§ PROBLEM TO SOLVE: Using the material below, copy every line where "header" appears.

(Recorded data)

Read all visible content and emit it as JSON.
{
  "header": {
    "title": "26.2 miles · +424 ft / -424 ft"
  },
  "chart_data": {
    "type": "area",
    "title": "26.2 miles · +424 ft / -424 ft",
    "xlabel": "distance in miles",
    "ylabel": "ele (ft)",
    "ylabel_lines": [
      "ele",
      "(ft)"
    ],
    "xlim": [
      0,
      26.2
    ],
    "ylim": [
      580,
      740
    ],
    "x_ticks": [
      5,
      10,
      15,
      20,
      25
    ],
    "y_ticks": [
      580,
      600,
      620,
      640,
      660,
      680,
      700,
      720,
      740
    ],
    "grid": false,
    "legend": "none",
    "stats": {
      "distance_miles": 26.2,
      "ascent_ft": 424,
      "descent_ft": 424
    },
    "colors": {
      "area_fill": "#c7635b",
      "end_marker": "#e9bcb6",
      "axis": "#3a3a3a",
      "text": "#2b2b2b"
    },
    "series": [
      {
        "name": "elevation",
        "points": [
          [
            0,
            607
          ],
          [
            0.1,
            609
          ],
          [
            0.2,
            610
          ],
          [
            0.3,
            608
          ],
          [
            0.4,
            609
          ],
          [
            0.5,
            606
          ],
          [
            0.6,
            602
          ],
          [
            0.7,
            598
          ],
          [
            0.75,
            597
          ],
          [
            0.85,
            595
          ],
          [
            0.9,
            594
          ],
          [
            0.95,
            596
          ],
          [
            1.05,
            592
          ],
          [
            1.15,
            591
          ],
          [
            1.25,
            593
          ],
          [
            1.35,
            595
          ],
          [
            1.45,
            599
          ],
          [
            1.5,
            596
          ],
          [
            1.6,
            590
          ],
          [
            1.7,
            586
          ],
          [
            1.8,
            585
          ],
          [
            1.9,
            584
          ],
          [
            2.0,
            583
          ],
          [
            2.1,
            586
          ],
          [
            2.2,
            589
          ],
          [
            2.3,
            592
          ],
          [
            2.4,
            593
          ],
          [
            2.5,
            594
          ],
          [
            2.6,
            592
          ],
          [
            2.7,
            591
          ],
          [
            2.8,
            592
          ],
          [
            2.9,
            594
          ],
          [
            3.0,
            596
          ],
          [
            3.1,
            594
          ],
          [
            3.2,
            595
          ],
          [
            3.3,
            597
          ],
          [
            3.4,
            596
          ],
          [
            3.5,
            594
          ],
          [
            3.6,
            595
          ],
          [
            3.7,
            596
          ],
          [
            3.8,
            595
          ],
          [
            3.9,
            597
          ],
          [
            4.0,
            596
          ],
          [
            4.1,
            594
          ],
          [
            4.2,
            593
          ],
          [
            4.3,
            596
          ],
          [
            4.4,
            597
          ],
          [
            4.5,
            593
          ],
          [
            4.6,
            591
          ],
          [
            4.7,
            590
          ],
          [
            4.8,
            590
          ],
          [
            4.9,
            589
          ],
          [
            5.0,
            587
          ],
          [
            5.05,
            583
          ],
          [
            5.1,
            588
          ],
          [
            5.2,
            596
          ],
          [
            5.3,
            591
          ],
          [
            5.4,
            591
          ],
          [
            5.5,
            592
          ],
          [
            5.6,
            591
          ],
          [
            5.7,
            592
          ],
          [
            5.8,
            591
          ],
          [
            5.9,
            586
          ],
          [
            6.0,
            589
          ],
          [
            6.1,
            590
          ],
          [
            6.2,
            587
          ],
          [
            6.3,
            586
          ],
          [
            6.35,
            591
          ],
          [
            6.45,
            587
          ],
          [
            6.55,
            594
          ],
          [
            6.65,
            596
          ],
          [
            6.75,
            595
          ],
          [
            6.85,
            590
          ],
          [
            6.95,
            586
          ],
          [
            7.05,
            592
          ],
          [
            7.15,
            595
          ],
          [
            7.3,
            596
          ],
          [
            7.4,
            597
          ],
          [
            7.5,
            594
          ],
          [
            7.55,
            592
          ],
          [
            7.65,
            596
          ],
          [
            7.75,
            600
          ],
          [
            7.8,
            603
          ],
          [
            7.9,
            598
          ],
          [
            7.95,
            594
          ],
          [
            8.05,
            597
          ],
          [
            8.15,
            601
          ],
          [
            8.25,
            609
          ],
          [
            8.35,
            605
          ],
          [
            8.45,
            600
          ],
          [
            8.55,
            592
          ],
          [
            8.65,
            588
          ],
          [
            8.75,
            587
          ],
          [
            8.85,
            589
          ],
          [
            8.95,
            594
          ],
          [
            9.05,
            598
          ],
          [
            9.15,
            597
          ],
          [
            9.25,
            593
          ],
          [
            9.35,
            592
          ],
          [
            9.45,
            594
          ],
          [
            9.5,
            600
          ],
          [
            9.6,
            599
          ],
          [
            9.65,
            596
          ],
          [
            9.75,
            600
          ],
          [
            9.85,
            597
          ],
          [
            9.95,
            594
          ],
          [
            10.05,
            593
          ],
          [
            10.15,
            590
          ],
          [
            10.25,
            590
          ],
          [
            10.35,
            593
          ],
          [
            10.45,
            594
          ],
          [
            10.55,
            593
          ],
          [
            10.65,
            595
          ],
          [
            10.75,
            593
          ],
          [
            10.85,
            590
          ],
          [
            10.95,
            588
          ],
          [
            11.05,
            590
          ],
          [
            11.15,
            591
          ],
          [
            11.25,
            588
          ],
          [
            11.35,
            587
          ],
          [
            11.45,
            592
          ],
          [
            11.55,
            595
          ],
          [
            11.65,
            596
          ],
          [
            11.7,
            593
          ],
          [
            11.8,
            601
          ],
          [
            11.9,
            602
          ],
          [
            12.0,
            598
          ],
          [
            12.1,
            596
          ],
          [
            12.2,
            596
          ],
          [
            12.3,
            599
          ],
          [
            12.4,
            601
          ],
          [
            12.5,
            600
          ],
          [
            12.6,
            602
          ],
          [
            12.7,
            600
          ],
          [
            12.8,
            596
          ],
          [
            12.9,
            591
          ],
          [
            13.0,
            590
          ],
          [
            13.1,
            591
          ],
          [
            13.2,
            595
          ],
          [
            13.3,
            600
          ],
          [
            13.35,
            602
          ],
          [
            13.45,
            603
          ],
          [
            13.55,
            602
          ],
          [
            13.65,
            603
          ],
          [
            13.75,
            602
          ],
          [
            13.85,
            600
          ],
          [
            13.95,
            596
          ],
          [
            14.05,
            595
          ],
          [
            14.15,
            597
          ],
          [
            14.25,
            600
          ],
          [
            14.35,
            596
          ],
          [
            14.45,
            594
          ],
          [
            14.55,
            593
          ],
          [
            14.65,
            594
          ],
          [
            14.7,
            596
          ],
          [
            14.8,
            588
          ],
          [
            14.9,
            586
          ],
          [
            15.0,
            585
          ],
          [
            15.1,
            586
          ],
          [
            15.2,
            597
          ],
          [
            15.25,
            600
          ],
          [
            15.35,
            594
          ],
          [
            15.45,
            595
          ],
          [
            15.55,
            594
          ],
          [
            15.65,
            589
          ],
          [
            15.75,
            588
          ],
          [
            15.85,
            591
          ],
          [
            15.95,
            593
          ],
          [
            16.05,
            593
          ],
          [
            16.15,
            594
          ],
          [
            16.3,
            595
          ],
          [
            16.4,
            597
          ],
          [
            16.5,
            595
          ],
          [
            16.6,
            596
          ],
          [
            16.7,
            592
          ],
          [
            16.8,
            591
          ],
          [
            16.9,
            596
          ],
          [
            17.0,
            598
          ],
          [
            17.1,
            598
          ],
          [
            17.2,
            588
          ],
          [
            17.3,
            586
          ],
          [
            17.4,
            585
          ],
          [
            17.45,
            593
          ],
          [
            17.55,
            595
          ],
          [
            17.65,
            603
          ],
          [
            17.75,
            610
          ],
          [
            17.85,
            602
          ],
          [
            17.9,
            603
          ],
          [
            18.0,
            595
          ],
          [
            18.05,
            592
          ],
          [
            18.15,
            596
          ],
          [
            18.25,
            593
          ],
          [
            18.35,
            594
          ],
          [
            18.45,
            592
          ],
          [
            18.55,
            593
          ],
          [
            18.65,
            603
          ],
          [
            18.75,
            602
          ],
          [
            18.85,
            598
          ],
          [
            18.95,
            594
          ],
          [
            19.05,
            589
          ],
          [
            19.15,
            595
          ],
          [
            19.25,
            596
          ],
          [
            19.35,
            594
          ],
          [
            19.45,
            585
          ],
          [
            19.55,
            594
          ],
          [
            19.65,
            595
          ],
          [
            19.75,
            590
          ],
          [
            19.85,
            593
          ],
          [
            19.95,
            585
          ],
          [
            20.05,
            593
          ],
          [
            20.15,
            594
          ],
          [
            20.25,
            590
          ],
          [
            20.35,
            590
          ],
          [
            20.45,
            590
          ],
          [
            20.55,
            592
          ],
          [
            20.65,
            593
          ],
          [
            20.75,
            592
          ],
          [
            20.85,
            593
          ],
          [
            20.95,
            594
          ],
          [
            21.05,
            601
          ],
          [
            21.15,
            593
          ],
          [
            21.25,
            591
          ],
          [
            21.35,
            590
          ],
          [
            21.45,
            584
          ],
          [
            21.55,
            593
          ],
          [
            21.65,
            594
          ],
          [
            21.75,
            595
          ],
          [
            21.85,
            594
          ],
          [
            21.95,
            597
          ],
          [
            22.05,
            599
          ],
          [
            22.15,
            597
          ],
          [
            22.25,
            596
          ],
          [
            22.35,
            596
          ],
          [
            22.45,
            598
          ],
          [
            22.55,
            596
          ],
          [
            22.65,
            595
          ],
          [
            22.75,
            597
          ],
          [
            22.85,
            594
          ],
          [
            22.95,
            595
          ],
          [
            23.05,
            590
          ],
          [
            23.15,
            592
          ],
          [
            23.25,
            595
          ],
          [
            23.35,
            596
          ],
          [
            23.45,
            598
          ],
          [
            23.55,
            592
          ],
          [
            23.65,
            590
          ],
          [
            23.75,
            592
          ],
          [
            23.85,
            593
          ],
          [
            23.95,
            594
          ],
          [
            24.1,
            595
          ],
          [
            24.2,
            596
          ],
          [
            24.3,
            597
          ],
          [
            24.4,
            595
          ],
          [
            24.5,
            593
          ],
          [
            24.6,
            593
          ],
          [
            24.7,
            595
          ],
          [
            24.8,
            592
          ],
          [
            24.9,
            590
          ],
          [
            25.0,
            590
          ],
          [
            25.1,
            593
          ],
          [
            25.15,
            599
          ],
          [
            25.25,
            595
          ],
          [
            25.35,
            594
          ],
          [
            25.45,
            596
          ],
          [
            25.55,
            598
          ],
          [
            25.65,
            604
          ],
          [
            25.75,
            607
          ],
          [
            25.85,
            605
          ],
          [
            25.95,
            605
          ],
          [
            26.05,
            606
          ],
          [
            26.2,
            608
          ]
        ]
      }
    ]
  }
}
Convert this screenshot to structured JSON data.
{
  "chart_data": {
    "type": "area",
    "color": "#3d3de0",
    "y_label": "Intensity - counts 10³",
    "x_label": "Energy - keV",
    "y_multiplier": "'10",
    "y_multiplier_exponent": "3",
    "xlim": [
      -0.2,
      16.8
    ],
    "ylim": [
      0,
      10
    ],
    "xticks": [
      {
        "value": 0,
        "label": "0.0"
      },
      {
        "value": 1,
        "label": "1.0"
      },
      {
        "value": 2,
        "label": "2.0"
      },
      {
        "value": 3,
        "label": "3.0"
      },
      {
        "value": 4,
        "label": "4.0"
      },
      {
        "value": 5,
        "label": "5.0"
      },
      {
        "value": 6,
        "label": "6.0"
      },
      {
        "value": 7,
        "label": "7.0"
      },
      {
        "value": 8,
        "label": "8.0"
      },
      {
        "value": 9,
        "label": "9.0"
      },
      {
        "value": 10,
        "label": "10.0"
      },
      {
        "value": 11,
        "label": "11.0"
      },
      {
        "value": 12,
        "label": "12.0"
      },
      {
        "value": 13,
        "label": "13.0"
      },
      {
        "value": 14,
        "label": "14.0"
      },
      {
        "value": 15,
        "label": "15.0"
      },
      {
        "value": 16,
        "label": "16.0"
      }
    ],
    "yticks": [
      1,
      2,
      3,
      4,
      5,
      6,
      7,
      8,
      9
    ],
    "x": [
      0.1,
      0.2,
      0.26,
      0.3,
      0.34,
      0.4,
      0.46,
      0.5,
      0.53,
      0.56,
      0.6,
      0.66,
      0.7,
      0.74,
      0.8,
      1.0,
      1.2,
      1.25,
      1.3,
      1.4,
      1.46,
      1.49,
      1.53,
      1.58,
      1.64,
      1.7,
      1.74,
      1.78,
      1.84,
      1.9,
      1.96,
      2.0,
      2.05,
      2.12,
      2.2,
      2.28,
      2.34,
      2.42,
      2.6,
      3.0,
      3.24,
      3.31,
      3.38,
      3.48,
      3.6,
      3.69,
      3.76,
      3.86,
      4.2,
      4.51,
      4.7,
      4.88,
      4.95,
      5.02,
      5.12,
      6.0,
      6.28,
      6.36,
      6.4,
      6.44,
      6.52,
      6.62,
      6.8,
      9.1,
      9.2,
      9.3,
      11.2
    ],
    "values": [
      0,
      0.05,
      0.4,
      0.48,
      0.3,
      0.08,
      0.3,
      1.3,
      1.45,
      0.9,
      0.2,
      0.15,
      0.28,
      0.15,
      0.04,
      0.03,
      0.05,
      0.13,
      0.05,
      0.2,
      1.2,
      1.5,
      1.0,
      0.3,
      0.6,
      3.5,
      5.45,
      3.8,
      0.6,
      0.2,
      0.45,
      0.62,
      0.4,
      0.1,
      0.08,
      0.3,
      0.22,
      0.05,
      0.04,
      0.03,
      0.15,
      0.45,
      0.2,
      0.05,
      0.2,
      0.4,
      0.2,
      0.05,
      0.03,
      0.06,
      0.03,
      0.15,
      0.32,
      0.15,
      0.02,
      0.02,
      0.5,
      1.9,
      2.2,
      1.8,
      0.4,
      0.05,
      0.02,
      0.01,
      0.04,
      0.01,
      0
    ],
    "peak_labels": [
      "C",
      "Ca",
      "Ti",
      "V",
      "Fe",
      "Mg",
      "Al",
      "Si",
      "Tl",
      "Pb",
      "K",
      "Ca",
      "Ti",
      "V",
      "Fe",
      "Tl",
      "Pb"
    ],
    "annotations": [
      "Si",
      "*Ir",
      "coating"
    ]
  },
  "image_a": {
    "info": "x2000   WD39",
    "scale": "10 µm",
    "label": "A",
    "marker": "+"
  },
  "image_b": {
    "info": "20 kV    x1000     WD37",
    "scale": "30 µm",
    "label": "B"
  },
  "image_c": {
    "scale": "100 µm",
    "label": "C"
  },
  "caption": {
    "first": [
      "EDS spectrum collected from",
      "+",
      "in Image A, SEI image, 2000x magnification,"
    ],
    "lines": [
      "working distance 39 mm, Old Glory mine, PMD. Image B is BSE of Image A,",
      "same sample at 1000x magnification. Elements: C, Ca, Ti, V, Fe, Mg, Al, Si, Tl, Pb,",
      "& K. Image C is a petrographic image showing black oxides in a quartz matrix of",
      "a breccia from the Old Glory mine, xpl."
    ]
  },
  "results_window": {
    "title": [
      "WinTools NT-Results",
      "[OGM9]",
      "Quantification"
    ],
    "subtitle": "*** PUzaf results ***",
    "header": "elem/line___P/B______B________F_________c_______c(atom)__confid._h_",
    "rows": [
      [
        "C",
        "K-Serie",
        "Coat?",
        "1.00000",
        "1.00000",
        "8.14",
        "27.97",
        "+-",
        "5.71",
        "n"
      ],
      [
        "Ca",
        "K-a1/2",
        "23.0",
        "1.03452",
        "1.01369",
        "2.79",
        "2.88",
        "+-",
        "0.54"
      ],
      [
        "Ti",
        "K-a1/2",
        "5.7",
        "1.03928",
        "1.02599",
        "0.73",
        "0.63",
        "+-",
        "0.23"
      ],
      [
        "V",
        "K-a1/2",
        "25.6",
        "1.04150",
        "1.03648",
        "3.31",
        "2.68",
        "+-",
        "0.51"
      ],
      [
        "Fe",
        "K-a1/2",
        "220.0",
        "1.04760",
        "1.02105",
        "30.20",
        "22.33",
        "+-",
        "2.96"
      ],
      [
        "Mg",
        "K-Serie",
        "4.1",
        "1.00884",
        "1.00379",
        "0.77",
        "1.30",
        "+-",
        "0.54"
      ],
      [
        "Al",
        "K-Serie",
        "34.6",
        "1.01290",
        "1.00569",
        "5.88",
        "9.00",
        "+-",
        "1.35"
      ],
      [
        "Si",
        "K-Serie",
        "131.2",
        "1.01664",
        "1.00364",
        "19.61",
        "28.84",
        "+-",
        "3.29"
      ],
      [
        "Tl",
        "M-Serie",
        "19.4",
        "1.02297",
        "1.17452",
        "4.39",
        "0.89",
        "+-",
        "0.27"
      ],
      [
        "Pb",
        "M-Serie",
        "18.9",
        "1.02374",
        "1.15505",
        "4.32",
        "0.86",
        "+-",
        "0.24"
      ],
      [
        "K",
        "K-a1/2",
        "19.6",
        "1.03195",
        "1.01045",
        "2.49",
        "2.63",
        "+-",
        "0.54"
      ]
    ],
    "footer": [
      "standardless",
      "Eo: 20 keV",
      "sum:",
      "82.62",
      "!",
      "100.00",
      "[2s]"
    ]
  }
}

§ TASK ANSWER:
  "header": {
    "header": "elem/line___P/B______B________F_________c_______c(atom)__confid._h_",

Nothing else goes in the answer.